## DATASET EXTRACT
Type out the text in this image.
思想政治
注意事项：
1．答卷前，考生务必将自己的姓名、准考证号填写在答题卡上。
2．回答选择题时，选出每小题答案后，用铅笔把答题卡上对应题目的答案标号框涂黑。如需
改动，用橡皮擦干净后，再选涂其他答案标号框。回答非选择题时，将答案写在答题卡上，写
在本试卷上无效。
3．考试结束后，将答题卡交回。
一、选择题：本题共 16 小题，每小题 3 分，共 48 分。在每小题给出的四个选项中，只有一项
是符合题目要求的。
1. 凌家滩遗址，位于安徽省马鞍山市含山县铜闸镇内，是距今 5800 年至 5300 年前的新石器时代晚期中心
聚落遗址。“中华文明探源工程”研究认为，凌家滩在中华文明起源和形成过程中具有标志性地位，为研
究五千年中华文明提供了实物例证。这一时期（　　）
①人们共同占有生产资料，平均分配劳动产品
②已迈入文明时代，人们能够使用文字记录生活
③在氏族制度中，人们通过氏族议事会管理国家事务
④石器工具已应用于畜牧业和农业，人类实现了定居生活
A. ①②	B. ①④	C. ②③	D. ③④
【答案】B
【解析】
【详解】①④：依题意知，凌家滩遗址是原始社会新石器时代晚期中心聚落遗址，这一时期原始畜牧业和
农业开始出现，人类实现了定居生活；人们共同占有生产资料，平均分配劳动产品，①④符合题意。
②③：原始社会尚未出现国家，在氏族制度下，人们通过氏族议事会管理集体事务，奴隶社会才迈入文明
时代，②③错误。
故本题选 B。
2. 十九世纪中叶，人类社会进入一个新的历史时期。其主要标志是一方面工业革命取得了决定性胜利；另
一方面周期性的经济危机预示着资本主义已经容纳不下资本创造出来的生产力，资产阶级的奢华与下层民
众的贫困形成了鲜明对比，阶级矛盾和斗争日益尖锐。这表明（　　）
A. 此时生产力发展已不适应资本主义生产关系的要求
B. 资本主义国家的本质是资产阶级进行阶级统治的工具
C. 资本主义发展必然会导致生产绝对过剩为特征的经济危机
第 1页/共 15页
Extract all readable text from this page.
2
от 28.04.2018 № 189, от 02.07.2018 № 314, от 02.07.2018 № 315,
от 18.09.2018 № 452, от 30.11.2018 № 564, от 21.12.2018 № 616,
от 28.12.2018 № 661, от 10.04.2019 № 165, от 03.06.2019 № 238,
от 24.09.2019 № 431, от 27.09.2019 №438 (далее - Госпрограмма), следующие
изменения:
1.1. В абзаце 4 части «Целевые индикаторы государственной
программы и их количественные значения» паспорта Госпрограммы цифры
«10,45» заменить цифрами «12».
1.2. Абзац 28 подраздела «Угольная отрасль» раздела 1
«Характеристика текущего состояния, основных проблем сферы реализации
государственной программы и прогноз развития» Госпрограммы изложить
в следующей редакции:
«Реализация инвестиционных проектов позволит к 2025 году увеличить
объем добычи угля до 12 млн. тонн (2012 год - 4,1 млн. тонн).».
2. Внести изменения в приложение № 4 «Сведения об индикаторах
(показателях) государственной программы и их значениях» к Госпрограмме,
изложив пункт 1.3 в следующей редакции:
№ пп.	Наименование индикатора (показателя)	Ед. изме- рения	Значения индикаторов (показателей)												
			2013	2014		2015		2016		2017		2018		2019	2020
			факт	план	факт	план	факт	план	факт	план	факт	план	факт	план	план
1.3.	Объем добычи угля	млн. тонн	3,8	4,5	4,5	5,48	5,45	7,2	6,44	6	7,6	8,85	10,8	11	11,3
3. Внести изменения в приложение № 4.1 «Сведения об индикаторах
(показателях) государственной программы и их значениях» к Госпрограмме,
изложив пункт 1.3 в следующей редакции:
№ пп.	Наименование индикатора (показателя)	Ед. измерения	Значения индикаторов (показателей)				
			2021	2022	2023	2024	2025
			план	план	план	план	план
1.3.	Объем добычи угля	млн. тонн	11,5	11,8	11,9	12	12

## WHAT YOU WILL DO
Each line of the listing should be copied exactly.

## ANSWER TO THE PROBLEM
Type out the text in this image.
思想政治
注意事项：
1．答卷前，考生务必将自己的姓名、准考证号填写在答题卡上。
2．回答选择题时，选出每小题答案后，用铅笔把答题卡上对应题目的答案标号框涂黑。如需
改动，用橡皮擦干净后，再选涂其他答案标号框。回答非选择题时，将答案写在答题卡上，写
在本试卷上无效。
3．考试结束后，将答题卡交回。
一、选择题：本题共 16 小题，每小题 3 分，共 48 分。在每小题给出的四个选项中，只有一项
是符合题目要求的。
1. 凌家滩遗址，位于安徽省马鞍山市含山县铜闸镇内，是距今 5800 年至 5300 年前的新石器时代晚期中心
聚落遗址。“中华文明探源工程”研究认为，凌家滩在中华文明起源和形成过程中具有标志性地位，为研
究五千年中华文明提供了实物例证。这一时期（　　）
①人们共同占有生产资料，平均分配劳动产品
②已迈入文明时代，人们能够使用文字记录生活
③在氏族制度中，人们通过氏族议事会管理国家事务
④石器工具已应用于畜牧业和农业，人类实现了定居生活
A. ①②	B. ①④	C. ②③	D. ③④
【答案】B
【解析】
【详解】①④：依题意知，凌家滩遗址是原始社会新石器时代晚期中心聚落遗址，这一时期原始畜牧业和
农业开始出现，人类实现了定居生活；人们共同占有生产资料，平均分配劳动产品，①④符合题意。
②③：原始社会尚未出现国家，在氏族制度下，人们通过氏族议事会管理集体事务，奴隶社会才迈入文明
时代，②③错误。
故本题选 B。
2. 十九世纪中叶，人类社会进入一个新的历史时期。其主要标志是一方面工业革命取得了决定性胜利；另
一方面周期性的经济危机预示着资本主义已经容纳不下资本创造出来的生产力，资产阶级的奢华与下层民
众的贫困形成了鲜明对比，阶级矛盾和斗争日益尖锐。这表明（　　）
A. 此时生产力发展已不适应资本主义生产关系的要求
B. 资本主义国家的本质是资产阶级进行阶级统治的工具
C. 资本主义发展必然会导致生产绝对过剩为特征的经济危机
第 1页/共 15页
Extract all readable text from this page.
2
от 28.04.2018 № 189, от 02.07.2018 № 314, от 02.07.2018 № 315,
от 18.09.2018 № 452, от 30.11.2018 № 564, от 21.12.2018 № 616,
от 28.12.2018 № 661, от 10.04.2019 № 165, от 03.06.2019 № 238,
от 24.09.2019 № 431, от 27.09.2019 №438 (далее - Госпрограмма), следующие
изменения:
1.1. В абзаце 4 части «Целевые индикаторы государственной
программы и их количественные значения» паспорта Госпрограммы цифры
«10,45» заменить цифрами «12».
1.2. Абзац 28 подраздела «Угольная отрасль» раздела 1
«Характеристика текущего состояния, основных проблем сферы реализации
государственной программы и прогноз развития» Госпрограммы изложить
в следующей редакции:
«Реализация инвестиционных проектов позволит к 2025 году увеличить
объем добычи угля до 12 млн. тонн (2012 год - 4,1 млн. тонн).».
2. Внести изменения в приложение № 4 «Сведения об индикаторах
(показателях) государственной программы и их значениях» к Госпрограмме,
изложив пункт 1.3 в следующей редакции:
№ пп.	Наименование индикатора (показателя)	Ед. изме- рения	Значения индикаторов (показателей)												
			2013	2014		2015		2016		2017		2018		2019	2020
			факт	план	факт	план	факт	план	факт	план	факт	план	факт	план	план
1.3.	Объем добычи угля	млн. тонн	3,8	4,5	4,5	5,48	5,45	7,2	6,44	6	7,6	8,85	10,8	11	11,3
3. Внести изменения в приложение № 4.1 «Сведения об индикаторах
(показателях) государственной программы и их значениях» к Госпрограмме,
изложив пункт 1.3 в следующей редакции:
№ пп.	Наименование индикатора (показателя)	Ед. измерения	Значения индикаторов (показателей)				
			2021	2022	2023	2024	2025
			план	план	план	план	план
1.3.	Объем добычи угля	млн. тонн	11,5	11,8	11,9	12	12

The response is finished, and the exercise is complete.